++++ Supplied data
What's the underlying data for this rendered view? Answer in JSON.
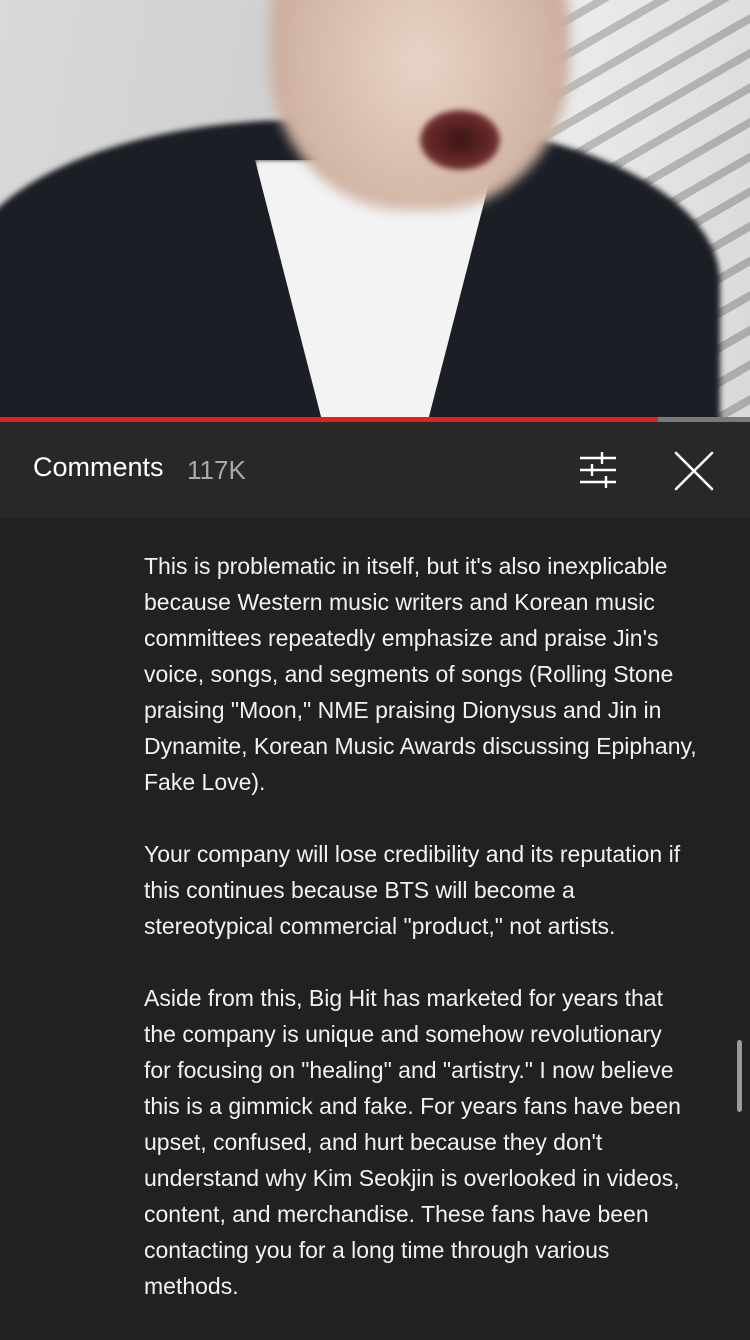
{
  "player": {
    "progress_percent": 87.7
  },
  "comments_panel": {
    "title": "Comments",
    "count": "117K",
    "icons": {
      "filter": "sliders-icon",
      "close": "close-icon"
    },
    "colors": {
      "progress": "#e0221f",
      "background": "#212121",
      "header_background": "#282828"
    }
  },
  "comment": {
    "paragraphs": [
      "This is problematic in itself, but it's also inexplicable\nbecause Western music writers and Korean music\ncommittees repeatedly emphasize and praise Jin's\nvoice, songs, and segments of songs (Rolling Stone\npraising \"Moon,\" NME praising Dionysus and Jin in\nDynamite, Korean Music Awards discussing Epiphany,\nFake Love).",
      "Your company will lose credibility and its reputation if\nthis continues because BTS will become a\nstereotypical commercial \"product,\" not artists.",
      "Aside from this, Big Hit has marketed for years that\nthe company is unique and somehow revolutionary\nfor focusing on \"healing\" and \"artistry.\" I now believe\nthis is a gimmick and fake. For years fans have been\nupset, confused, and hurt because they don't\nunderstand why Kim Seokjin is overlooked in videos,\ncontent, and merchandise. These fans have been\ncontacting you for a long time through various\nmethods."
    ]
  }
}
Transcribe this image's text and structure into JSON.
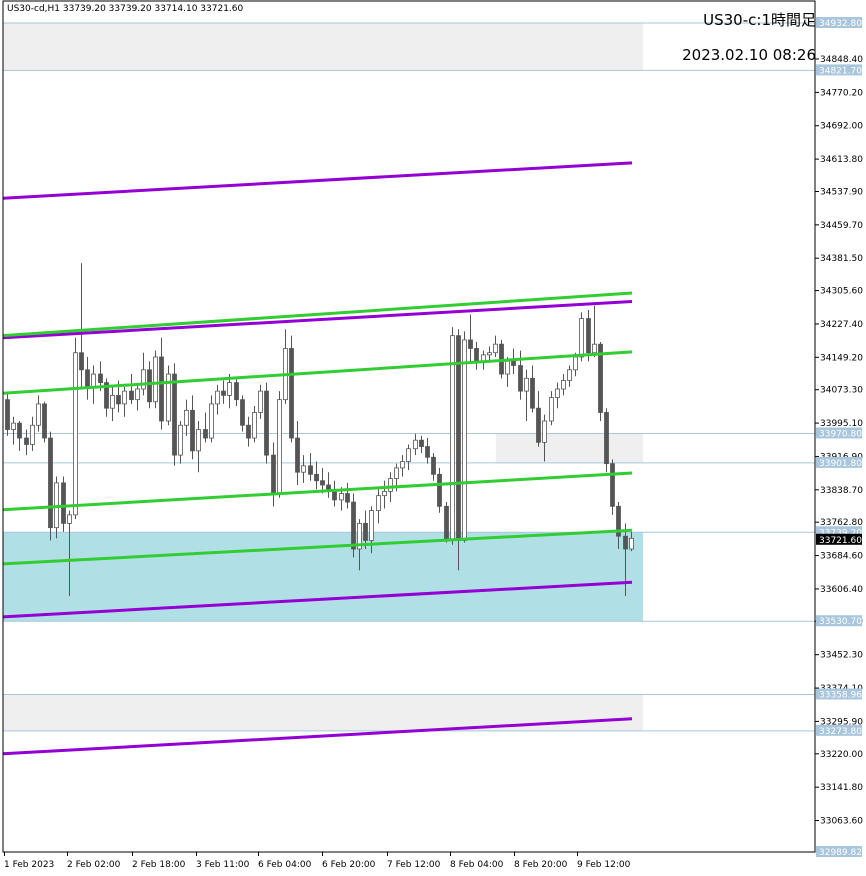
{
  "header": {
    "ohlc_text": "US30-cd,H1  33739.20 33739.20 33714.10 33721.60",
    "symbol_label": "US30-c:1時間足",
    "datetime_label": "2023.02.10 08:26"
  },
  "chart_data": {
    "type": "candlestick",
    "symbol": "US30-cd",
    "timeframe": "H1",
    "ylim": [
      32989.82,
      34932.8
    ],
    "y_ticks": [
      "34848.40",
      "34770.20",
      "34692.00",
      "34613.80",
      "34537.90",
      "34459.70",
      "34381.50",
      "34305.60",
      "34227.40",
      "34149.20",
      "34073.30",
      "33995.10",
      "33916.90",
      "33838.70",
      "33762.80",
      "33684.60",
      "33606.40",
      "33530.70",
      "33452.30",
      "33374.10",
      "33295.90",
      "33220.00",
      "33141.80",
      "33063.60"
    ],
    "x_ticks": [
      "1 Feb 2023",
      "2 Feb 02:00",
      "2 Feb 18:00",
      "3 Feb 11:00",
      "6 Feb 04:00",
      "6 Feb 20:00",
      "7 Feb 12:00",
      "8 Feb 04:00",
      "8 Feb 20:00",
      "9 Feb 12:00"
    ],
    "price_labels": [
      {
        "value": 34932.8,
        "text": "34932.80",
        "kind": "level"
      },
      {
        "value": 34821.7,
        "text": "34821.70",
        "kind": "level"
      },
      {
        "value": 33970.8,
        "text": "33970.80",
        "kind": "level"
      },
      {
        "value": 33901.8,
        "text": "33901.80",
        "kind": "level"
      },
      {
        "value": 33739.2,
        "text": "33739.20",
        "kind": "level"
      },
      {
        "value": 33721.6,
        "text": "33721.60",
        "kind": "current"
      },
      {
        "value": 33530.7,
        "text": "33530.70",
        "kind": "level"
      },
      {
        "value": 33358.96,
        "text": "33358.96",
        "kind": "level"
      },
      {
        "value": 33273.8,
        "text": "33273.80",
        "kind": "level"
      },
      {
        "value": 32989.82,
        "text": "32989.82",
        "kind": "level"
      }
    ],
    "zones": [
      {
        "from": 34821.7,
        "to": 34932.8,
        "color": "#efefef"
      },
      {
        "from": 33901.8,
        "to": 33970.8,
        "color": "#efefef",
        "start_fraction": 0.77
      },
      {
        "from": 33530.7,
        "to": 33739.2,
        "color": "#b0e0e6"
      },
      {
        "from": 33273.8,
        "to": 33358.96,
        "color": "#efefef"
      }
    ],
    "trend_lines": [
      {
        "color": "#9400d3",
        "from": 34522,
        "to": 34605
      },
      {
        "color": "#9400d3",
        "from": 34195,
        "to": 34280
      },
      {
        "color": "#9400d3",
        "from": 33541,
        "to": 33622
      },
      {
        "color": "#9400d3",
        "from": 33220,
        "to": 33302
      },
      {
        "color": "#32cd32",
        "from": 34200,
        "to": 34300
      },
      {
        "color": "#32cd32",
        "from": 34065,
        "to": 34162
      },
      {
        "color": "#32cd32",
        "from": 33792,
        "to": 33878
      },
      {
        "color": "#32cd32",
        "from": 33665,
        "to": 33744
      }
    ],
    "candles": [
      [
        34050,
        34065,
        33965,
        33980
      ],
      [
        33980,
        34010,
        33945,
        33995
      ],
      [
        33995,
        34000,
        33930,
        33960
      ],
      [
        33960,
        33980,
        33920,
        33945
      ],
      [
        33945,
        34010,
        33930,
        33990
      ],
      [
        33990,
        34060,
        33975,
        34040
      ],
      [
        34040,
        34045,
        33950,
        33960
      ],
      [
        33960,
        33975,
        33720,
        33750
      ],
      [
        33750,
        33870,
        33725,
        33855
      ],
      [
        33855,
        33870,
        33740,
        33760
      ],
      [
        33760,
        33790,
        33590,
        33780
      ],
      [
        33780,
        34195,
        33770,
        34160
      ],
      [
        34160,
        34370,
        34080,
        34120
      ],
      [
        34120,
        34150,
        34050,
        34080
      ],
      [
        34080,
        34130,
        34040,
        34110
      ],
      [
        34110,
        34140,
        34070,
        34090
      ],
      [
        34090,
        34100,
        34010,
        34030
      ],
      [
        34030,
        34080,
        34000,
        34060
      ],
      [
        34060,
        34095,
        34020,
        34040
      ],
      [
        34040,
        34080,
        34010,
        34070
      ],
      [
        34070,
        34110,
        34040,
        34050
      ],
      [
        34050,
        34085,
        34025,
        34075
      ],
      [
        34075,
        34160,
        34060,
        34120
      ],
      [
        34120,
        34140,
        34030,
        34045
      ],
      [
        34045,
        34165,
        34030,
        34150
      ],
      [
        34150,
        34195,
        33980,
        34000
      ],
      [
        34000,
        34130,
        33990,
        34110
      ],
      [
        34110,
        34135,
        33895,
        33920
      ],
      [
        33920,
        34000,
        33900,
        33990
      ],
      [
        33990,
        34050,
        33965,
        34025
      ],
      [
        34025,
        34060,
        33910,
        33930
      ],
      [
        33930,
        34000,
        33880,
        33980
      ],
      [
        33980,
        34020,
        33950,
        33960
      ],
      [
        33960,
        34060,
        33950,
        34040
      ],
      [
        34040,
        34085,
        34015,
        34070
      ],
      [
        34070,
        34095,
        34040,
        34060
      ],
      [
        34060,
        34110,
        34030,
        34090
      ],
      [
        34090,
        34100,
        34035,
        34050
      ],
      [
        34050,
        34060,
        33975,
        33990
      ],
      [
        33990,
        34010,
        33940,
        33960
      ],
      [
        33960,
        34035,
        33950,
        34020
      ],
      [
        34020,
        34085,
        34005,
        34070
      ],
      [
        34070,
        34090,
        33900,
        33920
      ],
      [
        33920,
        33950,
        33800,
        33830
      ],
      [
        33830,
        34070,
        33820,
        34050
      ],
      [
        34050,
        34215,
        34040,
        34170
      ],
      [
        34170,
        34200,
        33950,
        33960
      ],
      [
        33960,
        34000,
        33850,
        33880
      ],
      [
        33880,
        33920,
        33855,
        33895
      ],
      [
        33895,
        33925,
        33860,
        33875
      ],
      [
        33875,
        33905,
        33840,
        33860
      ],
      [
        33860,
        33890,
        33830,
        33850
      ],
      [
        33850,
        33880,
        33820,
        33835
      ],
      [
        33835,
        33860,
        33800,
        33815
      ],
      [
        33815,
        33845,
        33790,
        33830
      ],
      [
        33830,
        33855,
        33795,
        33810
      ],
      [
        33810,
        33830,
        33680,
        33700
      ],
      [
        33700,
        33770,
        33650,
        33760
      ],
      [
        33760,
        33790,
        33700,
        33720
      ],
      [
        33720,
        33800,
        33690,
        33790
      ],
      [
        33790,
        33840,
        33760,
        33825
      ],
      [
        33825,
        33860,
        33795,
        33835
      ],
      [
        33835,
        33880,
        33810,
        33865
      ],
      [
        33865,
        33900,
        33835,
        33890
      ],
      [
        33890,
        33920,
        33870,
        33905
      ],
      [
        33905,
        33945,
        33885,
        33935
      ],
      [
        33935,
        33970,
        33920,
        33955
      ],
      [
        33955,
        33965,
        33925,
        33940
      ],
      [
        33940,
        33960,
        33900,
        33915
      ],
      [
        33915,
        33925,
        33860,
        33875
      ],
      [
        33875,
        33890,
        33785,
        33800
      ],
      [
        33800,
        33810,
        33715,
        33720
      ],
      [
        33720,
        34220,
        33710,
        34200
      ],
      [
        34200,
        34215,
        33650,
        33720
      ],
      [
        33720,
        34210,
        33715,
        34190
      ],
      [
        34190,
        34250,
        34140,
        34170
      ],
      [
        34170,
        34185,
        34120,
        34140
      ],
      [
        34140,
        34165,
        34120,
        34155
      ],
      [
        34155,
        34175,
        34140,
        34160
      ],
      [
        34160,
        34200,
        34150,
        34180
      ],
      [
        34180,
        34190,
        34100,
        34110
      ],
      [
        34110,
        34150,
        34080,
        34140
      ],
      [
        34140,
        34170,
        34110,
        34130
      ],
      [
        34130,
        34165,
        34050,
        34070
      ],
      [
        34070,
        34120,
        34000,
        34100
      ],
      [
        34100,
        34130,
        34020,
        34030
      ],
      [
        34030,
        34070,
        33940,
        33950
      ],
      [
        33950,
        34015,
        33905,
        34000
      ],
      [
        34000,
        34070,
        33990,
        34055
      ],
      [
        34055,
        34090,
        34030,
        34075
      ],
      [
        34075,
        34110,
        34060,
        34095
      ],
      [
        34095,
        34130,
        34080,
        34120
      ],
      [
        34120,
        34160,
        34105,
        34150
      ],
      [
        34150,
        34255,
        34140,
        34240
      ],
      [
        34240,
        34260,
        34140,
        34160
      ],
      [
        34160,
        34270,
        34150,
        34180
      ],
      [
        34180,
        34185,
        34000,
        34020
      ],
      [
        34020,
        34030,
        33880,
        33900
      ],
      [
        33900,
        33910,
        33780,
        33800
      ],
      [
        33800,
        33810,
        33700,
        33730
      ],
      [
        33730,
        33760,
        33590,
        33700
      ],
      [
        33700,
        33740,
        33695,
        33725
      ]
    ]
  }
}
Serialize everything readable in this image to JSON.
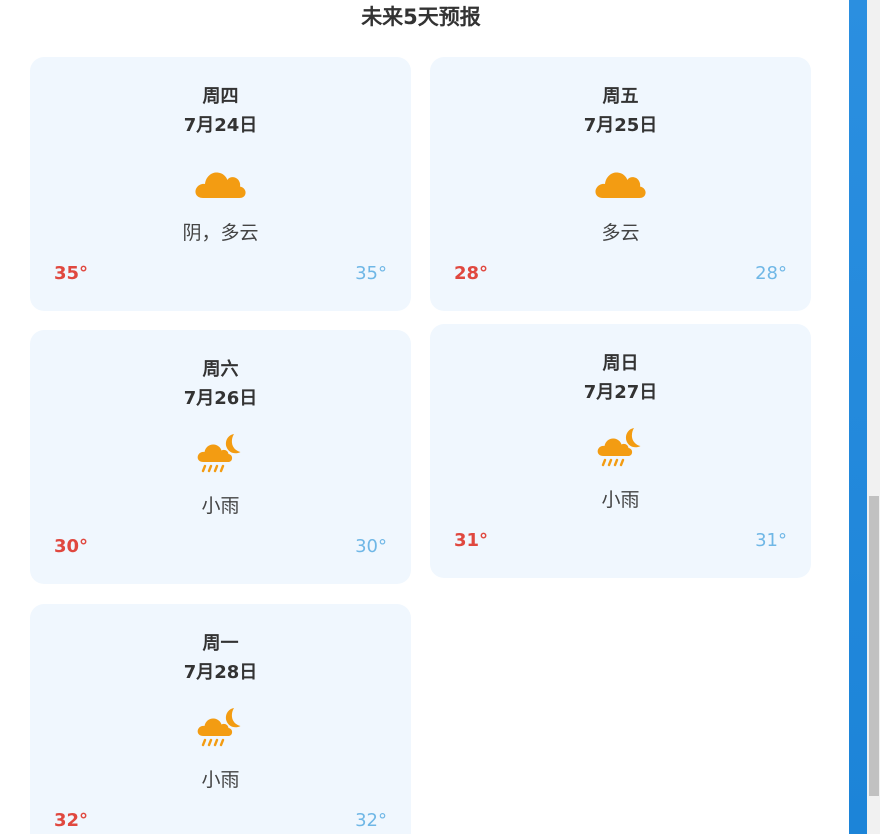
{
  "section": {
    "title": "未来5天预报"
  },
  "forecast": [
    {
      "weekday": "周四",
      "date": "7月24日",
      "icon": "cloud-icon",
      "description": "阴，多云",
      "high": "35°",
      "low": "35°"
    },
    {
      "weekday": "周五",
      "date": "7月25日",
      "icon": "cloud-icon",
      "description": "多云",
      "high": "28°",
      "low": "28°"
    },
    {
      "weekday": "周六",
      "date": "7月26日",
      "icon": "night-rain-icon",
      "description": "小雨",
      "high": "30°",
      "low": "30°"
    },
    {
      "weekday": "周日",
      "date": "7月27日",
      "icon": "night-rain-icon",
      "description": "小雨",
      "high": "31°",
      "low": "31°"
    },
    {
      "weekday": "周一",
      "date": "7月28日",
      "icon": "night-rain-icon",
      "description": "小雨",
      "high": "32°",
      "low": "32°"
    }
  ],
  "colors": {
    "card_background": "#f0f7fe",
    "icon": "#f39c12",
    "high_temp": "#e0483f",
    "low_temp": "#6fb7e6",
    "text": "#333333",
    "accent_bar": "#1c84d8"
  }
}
++++++++
• _What is asked_:
Look through the data above. Find each line with the string "image" and copy it.

• _Finished task_:
Transcribe this image's text and structure into JSON.
Serialize everything readable in this image to JSON.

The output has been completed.